### YOUR INSTRUCTIONS
From the entries below, copy every line holding the word "fint".
■ ■ ■ ■
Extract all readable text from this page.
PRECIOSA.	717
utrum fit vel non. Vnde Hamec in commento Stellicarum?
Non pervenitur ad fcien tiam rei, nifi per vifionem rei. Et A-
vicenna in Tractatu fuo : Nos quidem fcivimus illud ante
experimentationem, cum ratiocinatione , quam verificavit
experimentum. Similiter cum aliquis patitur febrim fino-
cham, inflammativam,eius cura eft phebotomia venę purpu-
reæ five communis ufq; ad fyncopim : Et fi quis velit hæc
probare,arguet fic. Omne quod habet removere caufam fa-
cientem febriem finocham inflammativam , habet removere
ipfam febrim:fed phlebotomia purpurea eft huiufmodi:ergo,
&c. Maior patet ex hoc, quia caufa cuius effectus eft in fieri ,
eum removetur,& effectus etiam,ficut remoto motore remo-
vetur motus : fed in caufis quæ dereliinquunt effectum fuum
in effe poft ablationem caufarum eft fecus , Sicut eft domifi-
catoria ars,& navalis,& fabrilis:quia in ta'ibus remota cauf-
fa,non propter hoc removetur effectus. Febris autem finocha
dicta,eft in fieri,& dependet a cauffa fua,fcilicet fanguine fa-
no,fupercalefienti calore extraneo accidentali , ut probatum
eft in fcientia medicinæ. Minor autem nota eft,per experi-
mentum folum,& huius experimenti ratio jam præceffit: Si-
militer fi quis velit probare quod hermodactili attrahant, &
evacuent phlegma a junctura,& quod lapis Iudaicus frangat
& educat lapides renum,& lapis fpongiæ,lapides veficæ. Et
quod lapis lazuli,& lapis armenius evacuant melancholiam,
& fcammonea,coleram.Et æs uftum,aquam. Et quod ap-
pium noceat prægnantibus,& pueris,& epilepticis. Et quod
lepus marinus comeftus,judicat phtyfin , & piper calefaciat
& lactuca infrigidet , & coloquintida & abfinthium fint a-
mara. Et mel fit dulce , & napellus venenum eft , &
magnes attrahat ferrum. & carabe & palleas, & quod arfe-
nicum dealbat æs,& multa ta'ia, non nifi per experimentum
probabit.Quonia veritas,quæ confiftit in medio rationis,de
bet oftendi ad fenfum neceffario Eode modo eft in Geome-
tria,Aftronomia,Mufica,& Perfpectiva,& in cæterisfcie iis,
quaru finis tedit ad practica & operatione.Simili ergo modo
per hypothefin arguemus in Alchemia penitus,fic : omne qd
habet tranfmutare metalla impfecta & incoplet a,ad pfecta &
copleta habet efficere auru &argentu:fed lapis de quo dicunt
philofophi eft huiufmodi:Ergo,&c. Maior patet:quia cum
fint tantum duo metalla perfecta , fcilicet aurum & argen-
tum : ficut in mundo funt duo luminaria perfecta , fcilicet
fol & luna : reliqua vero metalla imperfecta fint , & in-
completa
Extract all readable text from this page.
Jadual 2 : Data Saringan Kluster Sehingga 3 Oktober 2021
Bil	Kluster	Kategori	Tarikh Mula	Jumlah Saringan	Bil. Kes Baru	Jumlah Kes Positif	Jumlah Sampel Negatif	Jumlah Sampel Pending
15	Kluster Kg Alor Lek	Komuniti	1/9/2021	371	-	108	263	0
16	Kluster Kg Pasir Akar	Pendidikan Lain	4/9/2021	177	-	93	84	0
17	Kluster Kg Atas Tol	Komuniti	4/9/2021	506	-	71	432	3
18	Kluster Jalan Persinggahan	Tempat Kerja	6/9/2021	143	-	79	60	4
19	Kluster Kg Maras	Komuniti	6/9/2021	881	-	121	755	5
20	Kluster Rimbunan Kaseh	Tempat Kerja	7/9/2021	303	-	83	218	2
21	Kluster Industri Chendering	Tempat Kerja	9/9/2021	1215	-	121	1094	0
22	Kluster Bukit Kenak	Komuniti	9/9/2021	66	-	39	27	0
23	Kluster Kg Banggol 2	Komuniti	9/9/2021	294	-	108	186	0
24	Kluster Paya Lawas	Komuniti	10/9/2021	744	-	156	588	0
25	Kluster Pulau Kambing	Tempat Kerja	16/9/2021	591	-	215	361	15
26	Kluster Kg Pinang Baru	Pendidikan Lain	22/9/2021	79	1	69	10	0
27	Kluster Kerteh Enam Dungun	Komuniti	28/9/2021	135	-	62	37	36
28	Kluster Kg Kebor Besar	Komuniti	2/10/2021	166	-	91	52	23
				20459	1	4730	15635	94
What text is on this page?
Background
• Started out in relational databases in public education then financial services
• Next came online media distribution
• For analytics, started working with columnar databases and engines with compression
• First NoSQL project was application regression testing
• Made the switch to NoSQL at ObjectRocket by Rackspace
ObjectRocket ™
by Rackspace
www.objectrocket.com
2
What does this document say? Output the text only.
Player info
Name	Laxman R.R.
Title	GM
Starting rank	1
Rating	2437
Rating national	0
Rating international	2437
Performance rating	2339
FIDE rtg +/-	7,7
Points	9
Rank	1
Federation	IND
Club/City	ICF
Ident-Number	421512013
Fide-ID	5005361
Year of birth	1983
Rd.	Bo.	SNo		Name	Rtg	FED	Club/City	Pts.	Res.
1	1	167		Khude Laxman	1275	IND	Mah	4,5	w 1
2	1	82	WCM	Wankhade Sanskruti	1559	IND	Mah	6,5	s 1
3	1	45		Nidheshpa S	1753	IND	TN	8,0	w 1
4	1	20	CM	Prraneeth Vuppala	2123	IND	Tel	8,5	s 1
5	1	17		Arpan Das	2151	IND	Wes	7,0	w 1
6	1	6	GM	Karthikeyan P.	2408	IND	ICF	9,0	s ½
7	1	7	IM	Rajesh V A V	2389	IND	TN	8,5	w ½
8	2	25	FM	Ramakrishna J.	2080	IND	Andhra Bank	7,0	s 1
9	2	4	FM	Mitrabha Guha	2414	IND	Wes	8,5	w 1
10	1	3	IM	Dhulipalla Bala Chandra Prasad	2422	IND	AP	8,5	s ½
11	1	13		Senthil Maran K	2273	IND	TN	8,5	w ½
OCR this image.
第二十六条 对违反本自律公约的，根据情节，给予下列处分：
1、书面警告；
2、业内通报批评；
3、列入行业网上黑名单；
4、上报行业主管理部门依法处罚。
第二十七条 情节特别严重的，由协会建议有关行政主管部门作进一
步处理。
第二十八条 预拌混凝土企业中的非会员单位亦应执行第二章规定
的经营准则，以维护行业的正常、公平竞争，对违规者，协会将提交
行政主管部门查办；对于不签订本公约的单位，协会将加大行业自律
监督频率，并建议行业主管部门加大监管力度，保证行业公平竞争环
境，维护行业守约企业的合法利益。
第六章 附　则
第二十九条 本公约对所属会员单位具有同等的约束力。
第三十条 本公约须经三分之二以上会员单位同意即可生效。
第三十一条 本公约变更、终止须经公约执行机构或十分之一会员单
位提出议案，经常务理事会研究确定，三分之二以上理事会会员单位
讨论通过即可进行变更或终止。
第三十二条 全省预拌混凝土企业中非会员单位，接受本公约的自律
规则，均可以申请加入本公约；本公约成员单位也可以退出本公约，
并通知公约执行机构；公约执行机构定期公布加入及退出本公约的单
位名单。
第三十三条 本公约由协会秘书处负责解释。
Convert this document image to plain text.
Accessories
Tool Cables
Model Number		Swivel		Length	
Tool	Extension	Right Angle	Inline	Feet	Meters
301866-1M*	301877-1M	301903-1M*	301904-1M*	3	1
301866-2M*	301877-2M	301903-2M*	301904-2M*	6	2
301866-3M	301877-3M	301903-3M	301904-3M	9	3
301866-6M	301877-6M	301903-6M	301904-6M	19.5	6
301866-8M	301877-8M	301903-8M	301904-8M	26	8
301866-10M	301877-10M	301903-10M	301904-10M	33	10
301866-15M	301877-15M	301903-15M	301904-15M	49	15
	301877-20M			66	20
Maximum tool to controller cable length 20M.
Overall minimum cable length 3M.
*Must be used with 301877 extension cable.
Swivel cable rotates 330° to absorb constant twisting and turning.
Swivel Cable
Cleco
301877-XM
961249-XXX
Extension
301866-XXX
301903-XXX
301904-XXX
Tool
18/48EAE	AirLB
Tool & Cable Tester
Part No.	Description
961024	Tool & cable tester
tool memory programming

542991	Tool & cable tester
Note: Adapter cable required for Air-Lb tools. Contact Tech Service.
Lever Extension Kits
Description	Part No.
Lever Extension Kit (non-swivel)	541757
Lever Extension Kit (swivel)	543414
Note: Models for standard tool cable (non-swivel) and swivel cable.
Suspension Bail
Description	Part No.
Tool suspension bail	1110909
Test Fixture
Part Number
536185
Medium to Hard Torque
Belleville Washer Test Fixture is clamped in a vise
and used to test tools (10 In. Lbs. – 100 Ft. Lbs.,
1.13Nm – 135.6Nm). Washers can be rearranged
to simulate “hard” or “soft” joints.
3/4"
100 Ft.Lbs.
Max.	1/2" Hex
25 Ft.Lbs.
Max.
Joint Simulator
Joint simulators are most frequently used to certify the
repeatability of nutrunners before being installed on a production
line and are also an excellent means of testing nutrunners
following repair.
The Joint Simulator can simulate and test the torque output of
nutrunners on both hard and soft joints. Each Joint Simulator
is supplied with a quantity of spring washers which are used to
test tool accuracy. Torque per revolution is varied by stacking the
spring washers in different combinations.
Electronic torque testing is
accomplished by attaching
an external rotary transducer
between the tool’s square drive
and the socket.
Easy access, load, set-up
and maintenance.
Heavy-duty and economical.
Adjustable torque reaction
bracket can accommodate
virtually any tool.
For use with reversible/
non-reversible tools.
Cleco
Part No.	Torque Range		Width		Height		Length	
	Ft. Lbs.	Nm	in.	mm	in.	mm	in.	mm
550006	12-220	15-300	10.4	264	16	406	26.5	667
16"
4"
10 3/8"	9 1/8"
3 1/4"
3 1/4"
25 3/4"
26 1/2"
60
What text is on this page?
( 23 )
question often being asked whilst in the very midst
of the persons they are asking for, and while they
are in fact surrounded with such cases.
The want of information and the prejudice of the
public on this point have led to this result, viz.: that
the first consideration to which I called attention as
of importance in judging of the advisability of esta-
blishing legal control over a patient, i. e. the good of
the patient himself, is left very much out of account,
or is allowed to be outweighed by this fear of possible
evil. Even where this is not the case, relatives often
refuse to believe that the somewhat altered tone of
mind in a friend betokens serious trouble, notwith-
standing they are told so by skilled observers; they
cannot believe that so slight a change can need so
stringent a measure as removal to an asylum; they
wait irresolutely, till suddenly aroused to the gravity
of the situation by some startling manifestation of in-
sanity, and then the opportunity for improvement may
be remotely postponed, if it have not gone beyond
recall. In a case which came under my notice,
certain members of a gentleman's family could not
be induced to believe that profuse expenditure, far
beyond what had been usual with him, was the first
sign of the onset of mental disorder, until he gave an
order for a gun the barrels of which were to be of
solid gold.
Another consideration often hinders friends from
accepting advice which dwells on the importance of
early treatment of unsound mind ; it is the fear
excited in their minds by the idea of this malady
■ ■ ■ ■
### EXPECTED ANSWER
& lactuca infrigidet , & coloquintida & abfinthium fint a-
fint tantum duo metalla perfecta , fcilicet aurum & argen-
fol & luna : reliqua vero metalla imperfecta fint , & in-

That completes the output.